Data records:
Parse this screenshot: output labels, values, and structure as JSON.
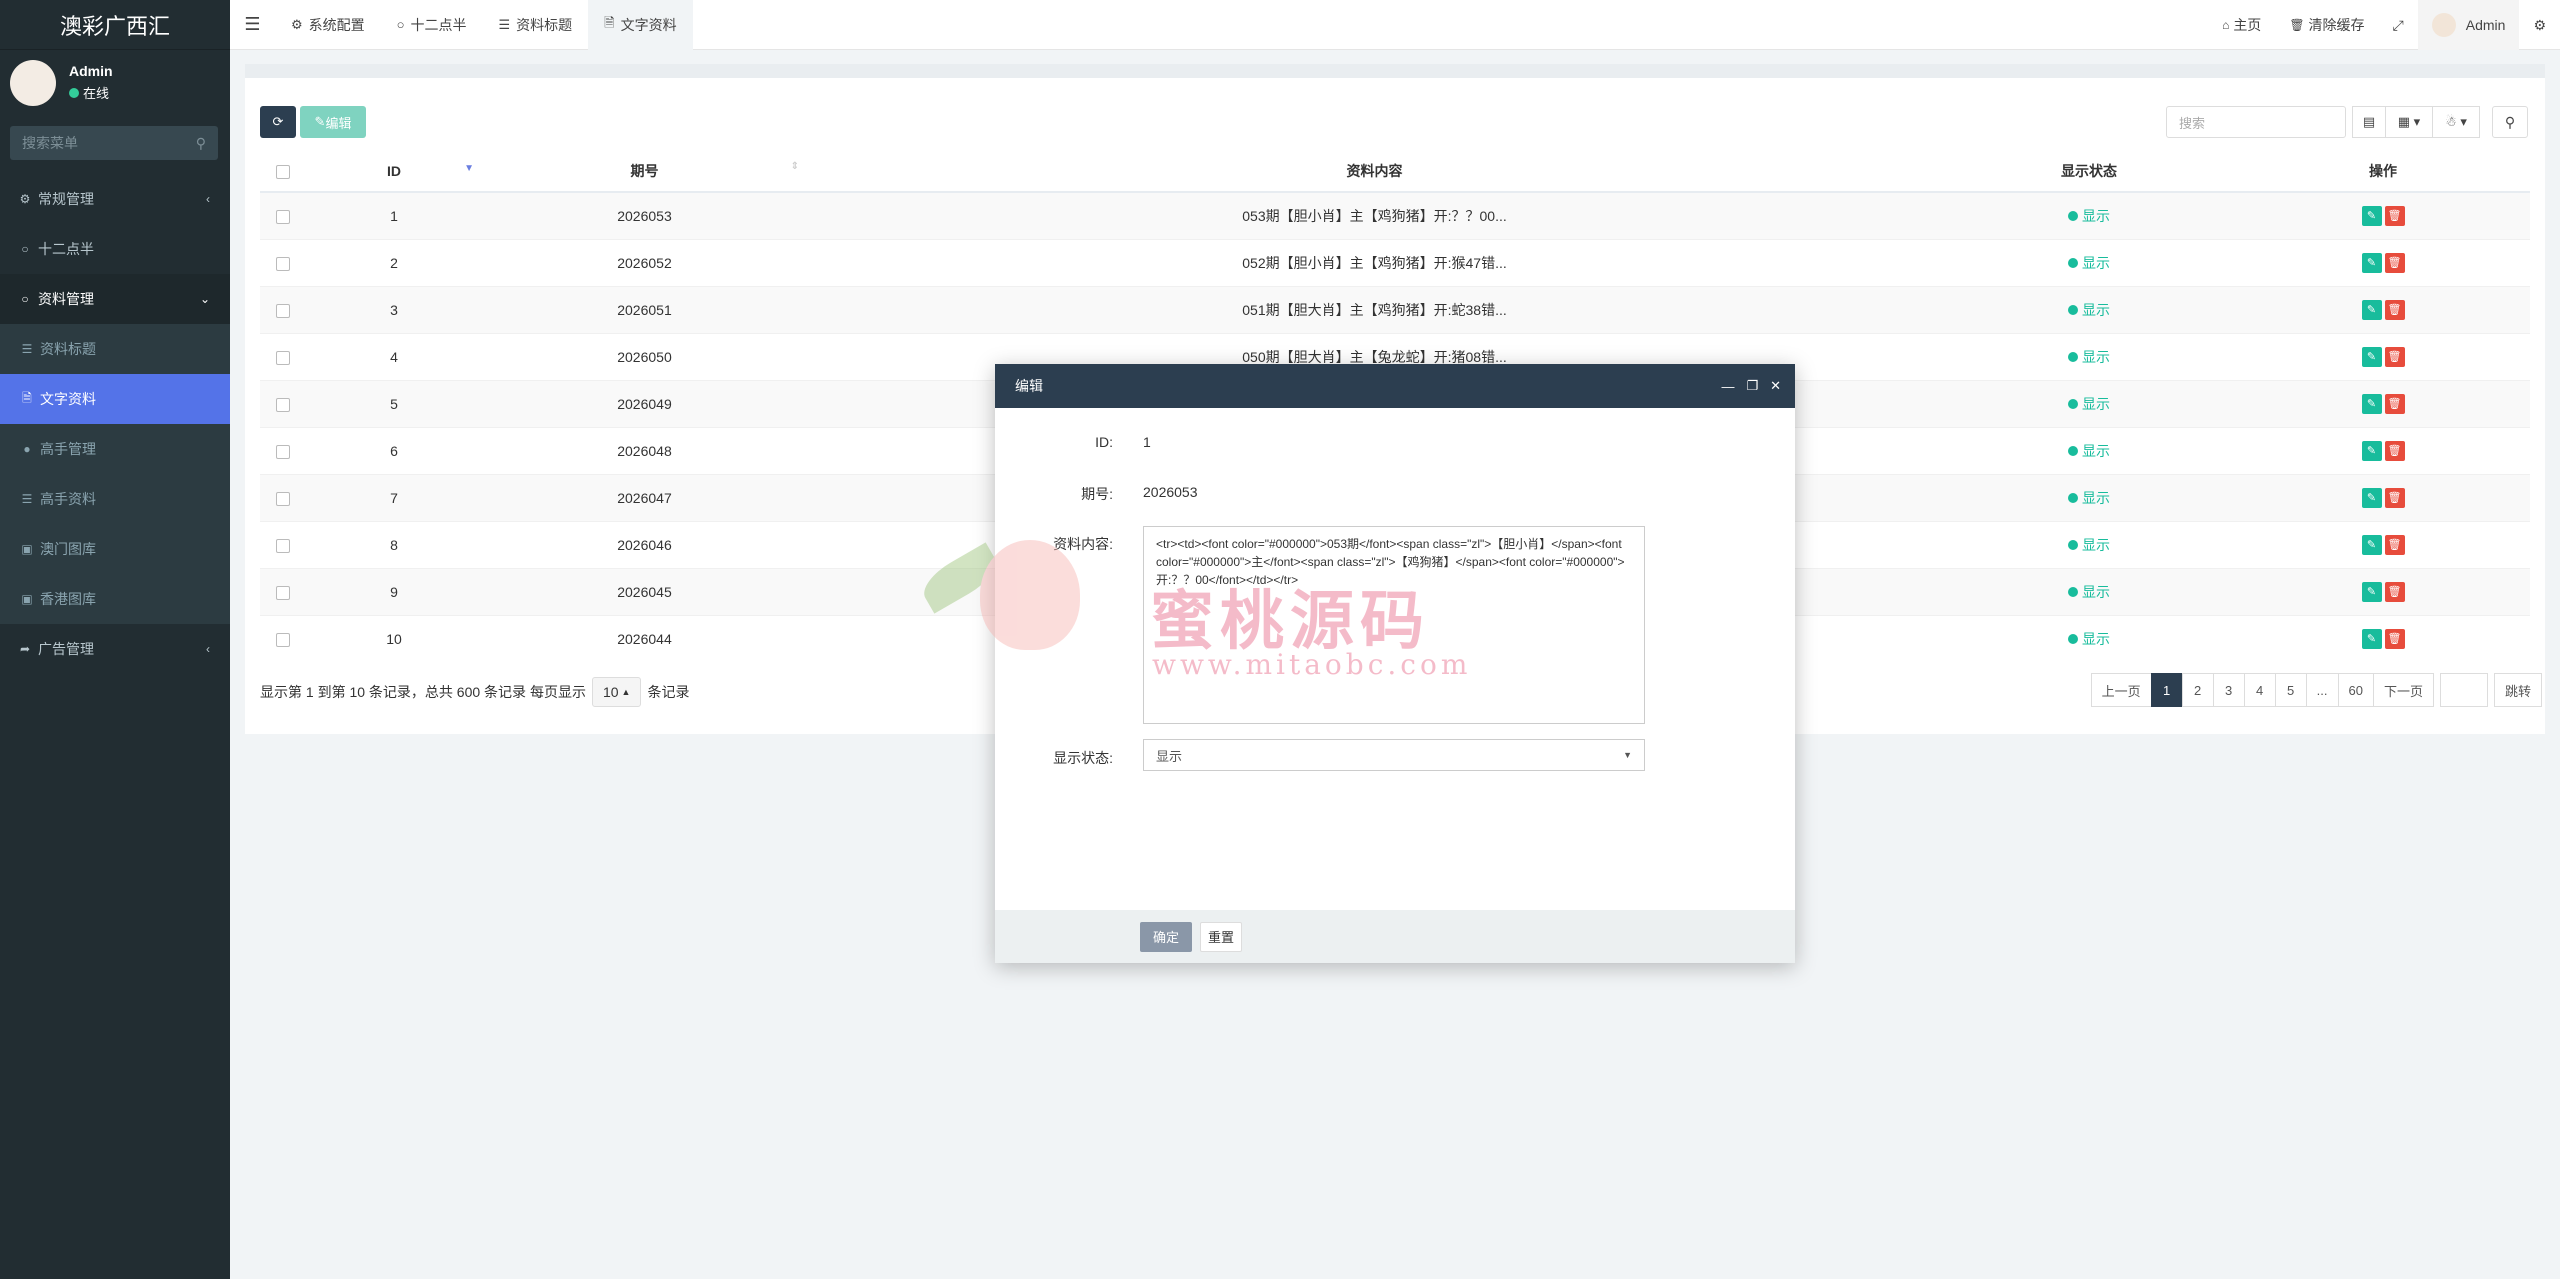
{
  "sidebar": {
    "logo": "澳彩广西汇",
    "user_name": "Admin",
    "user_status": "在线",
    "search_placeholder": "搜索菜单",
    "items": [
      {
        "label": "常规管理",
        "icon": "cogs-icon"
      },
      {
        "label": "十二点半",
        "icon": "circle-icon"
      },
      {
        "label": "资料管理",
        "icon": "circle-icon"
      },
      {
        "label": "资料标题",
        "icon": "list-icon"
      },
      {
        "label": "文字资料",
        "icon": "file-icon"
      },
      {
        "label": "高手管理",
        "icon": "user-icon"
      },
      {
        "label": "高手资料",
        "icon": "list-icon"
      },
      {
        "label": "澳门图库",
        "icon": "image-icon"
      },
      {
        "label": "香港图库",
        "icon": "image-icon"
      },
      {
        "label": "广告管理",
        "icon": "bullhorn-icon"
      }
    ]
  },
  "topbar": {
    "tabs": [
      {
        "label": "系统配置"
      },
      {
        "label": "十二点半"
      },
      {
        "label": "资料标题"
      },
      {
        "label": "文字资料"
      }
    ],
    "home": "主页",
    "clear_cache": "清除缓存",
    "admin": "Admin"
  },
  "toolbar": {
    "edit_label": "编辑",
    "search_placeholder": "搜索"
  },
  "table": {
    "headers": [
      "ID",
      "期号",
      "资料内容",
      "显示状态",
      "操作"
    ],
    "rows": [
      {
        "id": "1",
        "issue": "2026053",
        "content": "053期【胆小肖】主【鸡狗猪】开:？？00...",
        "status": "显示"
      },
      {
        "id": "2",
        "issue": "2026052",
        "content": "052期【胆小肖】主【鸡狗猪】开:猴47错...",
        "status": "显示"
      },
      {
        "id": "3",
        "issue": "2026051",
        "content": "051期【胆大肖】主【鸡狗猪】开:蛇38错...",
        "status": "显示"
      },
      {
        "id": "4",
        "issue": "2026050",
        "content": "050期【胆大肖】主【兔龙蛇】开:猪08错...",
        "status": "显示"
      },
      {
        "id": "5",
        "issue": "2026049",
        "content": "",
        "status": "显示"
      },
      {
        "id": "6",
        "issue": "2026048",
        "content": "",
        "status": "显示"
      },
      {
        "id": "7",
        "issue": "2026047",
        "content": "",
        "status": "显示"
      },
      {
        "id": "8",
        "issue": "2026046",
        "content": "",
        "status": "显示"
      },
      {
        "id": "9",
        "issue": "2026045",
        "content": "",
        "status": "显示"
      },
      {
        "id": "10",
        "issue": "2026044",
        "content": "",
        "status": "显示"
      }
    ]
  },
  "footer": {
    "info_prefix": "显示第 1 到第 10 条记录，总共 600 条记录 每页显示",
    "page_size": "10",
    "info_suffix": "条记录"
  },
  "pager": {
    "prev": "上一页",
    "pages": [
      "1",
      "2",
      "3",
      "4",
      "5",
      "...",
      "60"
    ],
    "next": "下一页",
    "jump": "跳转"
  },
  "watermark": {
    "text": "蜜桃源码",
    "url": "www.mitaobc.com"
  },
  "modal": {
    "title": "编辑",
    "id_label": "ID:",
    "id_value": "1",
    "issue_label": "期号:",
    "issue_value": "2026053",
    "content_label": "资料内容:",
    "content_value": "<tr><td><font color=\"#000000\">053期</font><span class=\"zl\">【胆小肖】</span><font color=\"#000000\">主</font><span class=\"zl\">【鸡狗猪】</span><font color=\"#000000\">开:？？00</font></td></tr>",
    "status_label": "显示状态:",
    "status_value": "显示",
    "ok": "确定",
    "reset": "重置"
  }
}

EXERCISE OBJECTIVE: Return the listing above in full and without alteration, excluding its pictures.

EXERCISE RESPONSE:
Parse this screenshot: output labels, values, and structure as JSON.
{
  "sidebar": {
    "logo": "澳彩广西汇",
    "user_name": "Admin",
    "user_status": "在线",
    "search_placeholder": "搜索菜单",
    "items": [
      {
        "label": "常规管理",
        "icon": "cogs-icon"
      },
      {
        "label": "十二点半",
        "icon": "circle-icon"
      },
      {
        "label": "资料管理",
        "icon": "circle-icon"
      },
      {
        "label": "资料标题",
        "icon": "list-icon"
      },
      {
        "label": "文字资料",
        "icon": "file-icon"
      },
      {
        "label": "高手管理",
        "icon": "user-icon"
      },
      {
        "label": "高手资料",
        "icon": "list-icon"
      },
      {
        "label": "澳门图库",
        "icon": "image-icon"
      },
      {
        "label": "香港图库",
        "icon": "image-icon"
      },
      {
        "label": "广告管理",
        "icon": "bullhorn-icon"
      }
    ]
  },
  "topbar": {
    "tabs": [
      {
        "label": "系统配置"
      },
      {
        "label": "十二点半"
      },
      {
        "label": "资料标题"
      },
      {
        "label": "文字资料"
      }
    ],
    "home": "主页",
    "clear_cache": "清除缓存",
    "admin": "Admin"
  },
  "toolbar": {
    "edit_label": "编辑",
    "search_placeholder": "搜索"
  },
  "table": {
    "headers": [
      "ID",
      "期号",
      "资料内容",
      "显示状态",
      "操作"
    ],
    "rows": [
      {
        "id": "1",
        "issue": "2026053",
        "content": "053期【胆小肖】主【鸡狗猪】开:？？00...",
        "status": "显示"
      },
      {
        "id": "2",
        "issue": "2026052",
        "content": "052期【胆小肖】主【鸡狗猪】开:猴47错...",
        "status": "显示"
      },
      {
        "id": "3",
        "issue": "2026051",
        "content": "051期【胆大肖】主【鸡狗猪】开:蛇38错...",
        "status": "显示"
      },
      {
        "id": "4",
        "issue": "2026050",
        "content": "050期【胆大肖】主【兔龙蛇】开:猪08错...",
        "status": "显示"
      },
      {
        "id": "5",
        "issue": "2026049",
        "content": "",
        "status": "显示"
      },
      {
        "id": "6",
        "issue": "2026048",
        "content": "",
        "status": "显示"
      },
      {
        "id": "7",
        "issue": "2026047",
        "content": "",
        "status": "显示"
      },
      {
        "id": "8",
        "issue": "2026046",
        "content": "",
        "status": "显示"
      },
      {
        "id": "9",
        "issue": "2026045",
        "content": "",
        "status": "显示"
      },
      {
        "id": "10",
        "issue": "2026044",
        "content": "",
        "status": "显示"
      }
    ]
  },
  "footer": {
    "info_prefix": "显示第 1 到第 10 条记录，总共 600 条记录 每页显示",
    "page_size": "10",
    "info_suffix": "条记录"
  },
  "pager": {
    "prev": "上一页",
    "pages": [
      "1",
      "2",
      "3",
      "4",
      "5",
      "...",
      "60"
    ],
    "next": "下一页",
    "jump": "跳转"
  },
  "watermark": {
    "text": "蜜桃源码",
    "url": "www.mitaobc.com"
  },
  "modal": {
    "title": "编辑",
    "id_label": "ID:",
    "id_value": "1",
    "issue_label": "期号:",
    "issue_value": "2026053",
    "content_label": "资料内容:",
    "content_value": "<tr><td><font color=\"#000000\">053期</font><span class=\"zl\">【胆小肖】</span><font color=\"#000000\">主</font><span class=\"zl\">【鸡狗猪】</span><font color=\"#000000\">开:？？00</font></td></tr>",
    "status_label": "显示状态:",
    "status_value": "显示",
    "ok": "确定",
    "reset": "重置"
  }
}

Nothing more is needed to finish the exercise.